#### WHAT THE EXERCISE ASKS
Repeat the material exactly, leaving nothing out.

#### RAW DATA
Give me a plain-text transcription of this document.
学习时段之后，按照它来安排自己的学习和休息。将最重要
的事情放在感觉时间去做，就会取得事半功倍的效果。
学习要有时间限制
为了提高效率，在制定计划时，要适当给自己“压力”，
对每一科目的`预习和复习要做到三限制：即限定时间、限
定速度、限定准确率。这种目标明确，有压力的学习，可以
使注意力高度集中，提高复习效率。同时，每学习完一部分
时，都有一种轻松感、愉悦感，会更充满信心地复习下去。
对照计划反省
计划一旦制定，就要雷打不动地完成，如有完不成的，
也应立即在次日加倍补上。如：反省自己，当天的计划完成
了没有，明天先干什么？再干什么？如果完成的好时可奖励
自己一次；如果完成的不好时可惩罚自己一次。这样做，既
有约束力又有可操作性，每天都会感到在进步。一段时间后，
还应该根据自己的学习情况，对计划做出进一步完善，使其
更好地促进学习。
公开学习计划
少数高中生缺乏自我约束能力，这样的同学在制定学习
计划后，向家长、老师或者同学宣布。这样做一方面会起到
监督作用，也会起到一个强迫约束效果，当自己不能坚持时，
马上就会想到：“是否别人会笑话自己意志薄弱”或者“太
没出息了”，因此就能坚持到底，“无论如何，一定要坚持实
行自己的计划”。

#### SOLUTION FOR THIS PROBLEM
Give me a plain-text transcription of this document.
学习时段之后，按照它来安排自己的学习和休息。将最重要
的事情放在感觉时间去做，就会取得事半功倍的效果。
学习要有时间限制
为了提高效率，在制定计划时，要适当给自己“压力”，
对每一科目的`预习和复习要做到三限制：即限定时间、限
定速度、限定准确率。这种目标明确，有压力的学习，可以
使注意力高度集中，提高复习效率。同时，每学习完一部分
时，都有一种轻松感、愉悦感，会更充满信心地复习下去。
对照计划反省
计划一旦制定，就要雷打不动地完成，如有完不成的，
也应立即在次日加倍补上。如：反省自己，当天的计划完成
了没有，明天先干什么？再干什么？如果完成的好时可奖励
自己一次；如果完成的不好时可惩罚自己一次。这样做，既
有约束力又有可操作性，每天都会感到在进步。一段时间后，
还应该根据自己的学习情况，对计划做出进一步完善，使其
更好地促进学习。
公开学习计划
少数高中生缺乏自我约束能力，这样的同学在制定学习
计划后，向家长、老师或者同学宣布。这样做一方面会起到
监督作用，也会起到一个强迫约束效果，当自己不能坚持时，
马上就会想到：“是否别人会笑话自己意志薄弱”或者“太
没出息了”，因此就能坚持到底，“无论如何，一定要坚持实
行自己的计划”。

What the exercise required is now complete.